[INPUT ROWS]
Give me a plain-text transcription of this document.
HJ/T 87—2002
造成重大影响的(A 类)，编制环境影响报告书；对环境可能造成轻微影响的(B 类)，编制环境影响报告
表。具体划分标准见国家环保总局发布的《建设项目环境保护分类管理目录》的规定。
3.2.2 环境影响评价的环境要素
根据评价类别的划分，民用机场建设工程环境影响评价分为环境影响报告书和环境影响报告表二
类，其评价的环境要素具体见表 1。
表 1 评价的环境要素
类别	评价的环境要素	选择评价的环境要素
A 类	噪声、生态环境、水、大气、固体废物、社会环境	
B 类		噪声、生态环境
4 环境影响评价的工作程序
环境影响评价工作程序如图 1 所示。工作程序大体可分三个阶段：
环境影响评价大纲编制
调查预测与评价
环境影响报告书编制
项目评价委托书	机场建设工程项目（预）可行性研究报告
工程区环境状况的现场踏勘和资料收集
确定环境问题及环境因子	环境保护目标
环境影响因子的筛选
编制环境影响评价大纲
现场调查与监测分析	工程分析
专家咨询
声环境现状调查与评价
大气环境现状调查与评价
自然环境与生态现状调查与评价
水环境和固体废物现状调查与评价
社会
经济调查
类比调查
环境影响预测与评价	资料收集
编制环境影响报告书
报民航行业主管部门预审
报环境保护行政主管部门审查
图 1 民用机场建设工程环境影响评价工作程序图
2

[SHORT TASK]
Return the listing above in full, character for character.

[RESPONSE]
Give me a plain-text transcription of this document.
HJ/T 87—2002
造成重大影响的(A 类)，编制环境影响报告书；对环境可能造成轻微影响的(B 类)，编制环境影响报告
表。具体划分标准见国家环保总局发布的《建设项目环境保护分类管理目录》的规定。
3.2.2 环境影响评价的环境要素
根据评价类别的划分，民用机场建设工程环境影响评价分为环境影响报告书和环境影响报告表二
类，其评价的环境要素具体见表 1。
表 1 评价的环境要素
类别	评价的环境要素	选择评价的环境要素
A 类	噪声、生态环境、水、大气、固体废物、社会环境	
B 类		噪声、生态环境
4 环境影响评价的工作程序
环境影响评价工作程序如图 1 所示。工作程序大体可分三个阶段：
环境影响评价大纲编制
调查预测与评价
环境影响报告书编制
项目评价委托书	机场建设工程项目（预）可行性研究报告
工程区环境状况的现场踏勘和资料收集
确定环境问题及环境因子	环境保护目标
环境影响因子的筛选
编制环境影响评价大纲
现场调查与监测分析	工程分析
专家咨询
声环境现状调查与评价
大气环境现状调查与评价
自然环境与生态现状调查与评价
水环境和固体废物现状调查与评价
社会
经济调查
类比调查
环境影响预测与评价	资料收集
编制环境影响报告书
报民航行业主管部门预审
报环境保护行政主管部门审查
图 1 民用机场建设工程环境影响评价工作程序图
2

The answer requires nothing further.